WHAT THE EXERCISE ASKS:
Seek out every line containing the word "任一条件", and copy each.

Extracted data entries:
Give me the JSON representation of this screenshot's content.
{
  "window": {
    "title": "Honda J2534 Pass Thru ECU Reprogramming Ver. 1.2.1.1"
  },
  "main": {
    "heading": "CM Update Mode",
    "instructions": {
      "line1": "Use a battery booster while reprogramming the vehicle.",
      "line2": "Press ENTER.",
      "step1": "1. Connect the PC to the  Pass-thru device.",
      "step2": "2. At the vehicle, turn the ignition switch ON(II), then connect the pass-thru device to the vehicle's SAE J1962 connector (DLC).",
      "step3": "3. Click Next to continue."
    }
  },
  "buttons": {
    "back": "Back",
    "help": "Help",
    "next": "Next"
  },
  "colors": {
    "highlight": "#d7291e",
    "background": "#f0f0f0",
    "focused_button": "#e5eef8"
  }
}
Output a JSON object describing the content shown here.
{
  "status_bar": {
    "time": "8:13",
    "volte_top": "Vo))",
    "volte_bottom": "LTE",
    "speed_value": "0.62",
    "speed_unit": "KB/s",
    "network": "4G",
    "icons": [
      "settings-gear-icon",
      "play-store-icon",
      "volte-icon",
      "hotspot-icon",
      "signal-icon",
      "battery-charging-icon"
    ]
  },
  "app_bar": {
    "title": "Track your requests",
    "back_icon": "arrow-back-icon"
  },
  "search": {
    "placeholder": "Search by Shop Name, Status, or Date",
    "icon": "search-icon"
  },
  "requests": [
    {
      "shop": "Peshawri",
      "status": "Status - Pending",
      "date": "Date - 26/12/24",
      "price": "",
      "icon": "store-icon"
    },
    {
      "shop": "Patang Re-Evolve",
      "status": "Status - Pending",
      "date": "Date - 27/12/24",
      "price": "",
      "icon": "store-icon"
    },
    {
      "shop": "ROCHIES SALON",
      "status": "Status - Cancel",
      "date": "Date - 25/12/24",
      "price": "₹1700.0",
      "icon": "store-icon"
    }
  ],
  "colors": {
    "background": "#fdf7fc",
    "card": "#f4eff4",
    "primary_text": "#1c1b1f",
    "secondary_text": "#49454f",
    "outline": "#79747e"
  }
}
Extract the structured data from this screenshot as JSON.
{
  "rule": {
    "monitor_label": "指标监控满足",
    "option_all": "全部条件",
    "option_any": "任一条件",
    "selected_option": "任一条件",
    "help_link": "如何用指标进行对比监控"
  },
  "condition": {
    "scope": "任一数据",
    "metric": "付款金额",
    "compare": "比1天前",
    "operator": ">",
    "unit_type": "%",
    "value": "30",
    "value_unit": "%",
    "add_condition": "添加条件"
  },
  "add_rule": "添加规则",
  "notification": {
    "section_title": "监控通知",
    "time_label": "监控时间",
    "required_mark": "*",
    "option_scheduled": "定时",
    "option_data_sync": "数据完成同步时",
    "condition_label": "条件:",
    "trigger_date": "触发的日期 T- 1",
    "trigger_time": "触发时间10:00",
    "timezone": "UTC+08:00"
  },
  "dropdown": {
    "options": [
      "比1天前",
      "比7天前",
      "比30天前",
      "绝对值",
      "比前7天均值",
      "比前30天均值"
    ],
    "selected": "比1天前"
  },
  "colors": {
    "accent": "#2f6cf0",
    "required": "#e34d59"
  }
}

TASK SOLUTION:
    "option_any": "任一条件",
    "selected_option": "任一条件",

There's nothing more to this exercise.